** Short exercise **
Single out each line with the word "Berrytap" and copy it.

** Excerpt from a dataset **
________

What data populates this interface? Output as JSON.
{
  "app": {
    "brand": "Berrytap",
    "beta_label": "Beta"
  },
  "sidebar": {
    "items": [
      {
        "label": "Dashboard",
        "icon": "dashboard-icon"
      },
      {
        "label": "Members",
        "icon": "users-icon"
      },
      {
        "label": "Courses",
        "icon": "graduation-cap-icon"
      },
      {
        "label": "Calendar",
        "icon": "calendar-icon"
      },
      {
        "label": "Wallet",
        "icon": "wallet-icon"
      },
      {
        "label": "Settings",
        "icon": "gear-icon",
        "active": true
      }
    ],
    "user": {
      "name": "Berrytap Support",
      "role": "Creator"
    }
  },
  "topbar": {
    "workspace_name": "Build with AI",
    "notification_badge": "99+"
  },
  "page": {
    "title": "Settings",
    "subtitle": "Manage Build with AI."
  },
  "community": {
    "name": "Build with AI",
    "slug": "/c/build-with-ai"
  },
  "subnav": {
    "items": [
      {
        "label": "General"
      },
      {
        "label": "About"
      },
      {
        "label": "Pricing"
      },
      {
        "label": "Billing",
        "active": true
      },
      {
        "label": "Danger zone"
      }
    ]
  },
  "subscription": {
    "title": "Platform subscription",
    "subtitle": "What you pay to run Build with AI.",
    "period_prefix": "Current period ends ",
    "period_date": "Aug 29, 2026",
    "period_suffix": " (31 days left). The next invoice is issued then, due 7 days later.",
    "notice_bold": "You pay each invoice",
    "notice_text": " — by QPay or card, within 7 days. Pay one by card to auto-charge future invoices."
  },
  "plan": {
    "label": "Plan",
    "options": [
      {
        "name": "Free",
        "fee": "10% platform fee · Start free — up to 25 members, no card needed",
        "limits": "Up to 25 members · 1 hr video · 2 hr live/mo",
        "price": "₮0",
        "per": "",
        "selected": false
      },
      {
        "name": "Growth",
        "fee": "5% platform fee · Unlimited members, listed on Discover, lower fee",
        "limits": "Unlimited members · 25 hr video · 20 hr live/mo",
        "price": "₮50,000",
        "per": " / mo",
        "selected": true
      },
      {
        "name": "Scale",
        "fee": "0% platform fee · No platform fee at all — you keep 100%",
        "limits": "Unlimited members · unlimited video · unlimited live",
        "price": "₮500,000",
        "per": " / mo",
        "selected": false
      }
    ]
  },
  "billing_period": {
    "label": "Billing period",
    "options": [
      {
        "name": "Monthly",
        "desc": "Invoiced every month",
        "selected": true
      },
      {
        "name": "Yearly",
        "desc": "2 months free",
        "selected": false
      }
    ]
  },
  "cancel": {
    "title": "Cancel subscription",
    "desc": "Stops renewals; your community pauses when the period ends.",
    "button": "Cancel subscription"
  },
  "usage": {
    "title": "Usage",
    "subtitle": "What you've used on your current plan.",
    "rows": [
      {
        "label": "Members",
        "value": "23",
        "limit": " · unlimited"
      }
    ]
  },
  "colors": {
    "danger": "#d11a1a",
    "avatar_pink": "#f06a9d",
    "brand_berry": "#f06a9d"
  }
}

________

** Problem solution **
    "brand": "Berrytap",
      "name": "Berrytap Support",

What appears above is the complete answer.